Problem
Which rows below contain the string "line"? Return each of them in full.

Recorded data

☆ ☆ ☆

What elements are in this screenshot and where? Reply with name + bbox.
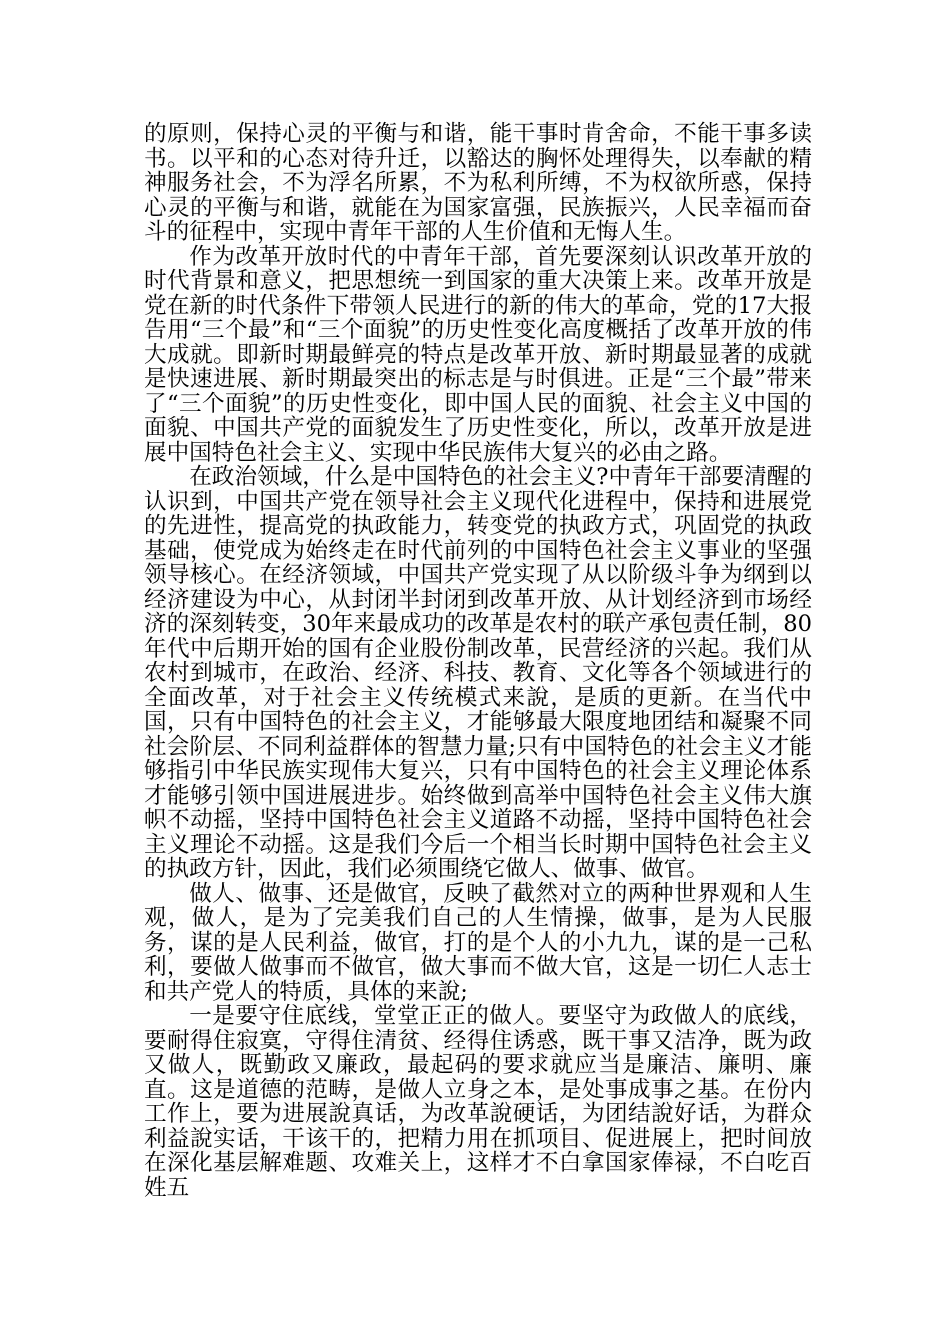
paragraph-reform-opening: 作为改革开放时代的中青年干部，首先要深刻认识改革开放的时代背景和意义，把思想统一到国家的重大决策上来。改革开放是党在新的时代条件下带领人民进行的新的伟大的革命，党的17大报告用“三个最”和“三个面貌”的历史性变化高度概括了改革开放的伟大成就。即新时期最鲜亮的特点是改革开放、新时期最显著的成就是快速进展、新时期最突出的标志是与时俱进。正是“三个最”带来了“三个面貌”的历史性变化，即中国人民的面貌、社会主义中国的面貌、中国共产党的面貌发生了历史性变化，所以，改革开放是进展中国特色社会主义、实现中华民族伟大复兴的必由之路。 [144,243,812,466]
document-page [144,122,812,1200]
paragraph-continuation: 的原则，保持心灵的平衡与和谐，能干事时肯舍命，不能干事多读书。以平和的心态对待升迁，以豁达的胸怀处理得失，以奉献的精神服务社会，不为浮名所累，不为私利所缚，不为权欲所惑，保持心灵的平衡与和谐，就能在为国家富强，民族振兴，人民幸福而奋斗的征程中，实现中青年干部的人生价值和无悔人生。 [144,121,812,245]
paragraph-political-economic: 在政治领域，什么是中国特色的社会主义?中青年干部要清醒的认识到，中国共产党在领导社会主义现代化进程中，保持和进展党的先进性，提高党的执政能力，转变党的执政方式，巩固党的执政基础，使党成为始终走在时代前列的中国特色社会主义事业的坚强领导核心。在经济领域，中国共产党实现了从以阶级斗争为纲到以经济建设为中心，从封闭半封闭到改革开放、从计划经济到市场经济的深刻转变，30年来最成功的改革是农村的联产承包责任制，80年代中后期开始的国有企业股份制改革，民营经济的兴起。我们从农村到城市，在政治、经济、科技、教育、文化等各个领域进行的全面改革，对于社会主义传统模式来說，是质的更新。在当代中国，只有中国特色的社会主义，才能够最大限度地团结和凝聚不同社会阶层、不同利益群体的智慧力量;只有中国特色的社会主义才能够指引中华民族实现伟大复兴，只有中国特色的社会主义理论体系才能够引领中国进展进步。始终做到高举中国特色社会主义伟大旗帜不动摇，坚持中国特色社会主义道路不动摇，坚持中国特色社会主义理论不动摇。这是我们今后一个相当长时期中国特色社会主义的执政方针，因此，我们必须围绕它做人、做事、做官。 [144,464,812,882]
paragraph-be-person-do-work: 做人、做事、还是做官，反映了截然对立的两种世界观和人生观，做人，是为了完美我们自己的人生情操，做事，是为人民服务，谋的是人民利益，做官，打的是个人的小九九，谋的是一己私利，要做人做事而不做官，做大事而不做大官，这是一切仁人志士和共产党人的特质，具体的来說; [144,880,812,1005]
paragraph-bottom-line: 一是要守住底线，堂堂正正的做人。要坚守为政做人的底线，要耐得住寂寞，守得住清贫、经得住诱惑，既干事又洁净，既为政又做人，既勤政又廉政，最起码的要求就应当是廉洁、廉明、廉直。这是道德的范畴，是做人立身之本，是处事成事之基。在份内工作上，要为进展說真话，为改革說硬话，为团结說好话，为群众利益說实话，干该干的，把精力用在抓项目、促进展上，把时间放在深化基层解难题、攻难关上，这样才不白拿国家俸禄，不白吃百姓五 [144,1003,812,1201]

☆ ☆ ☆

Worked solution
paragraph-bottom-line: 一是要守住底线，堂堂正正的做人。要坚守为政做人的底线，要耐得住寂寞，守得住清贫、经得住诱惑，既干事又洁净，既为政又做人，既勤政又廉政，最起码的要求就应当是廉洁、廉明、廉直。这是道德的范畴，是做人立身之本，是处事成事之基。在份内工作上，要为进展說真话，为改革說硬话，为团结說好话，为群众利益說实话，干该干的，把精力用在抓项目、促进展上，把时间放在深化基层解难题、攻难关上，这样才不白拿国家俸禄，不白吃百姓五 [144,1003,812,1201]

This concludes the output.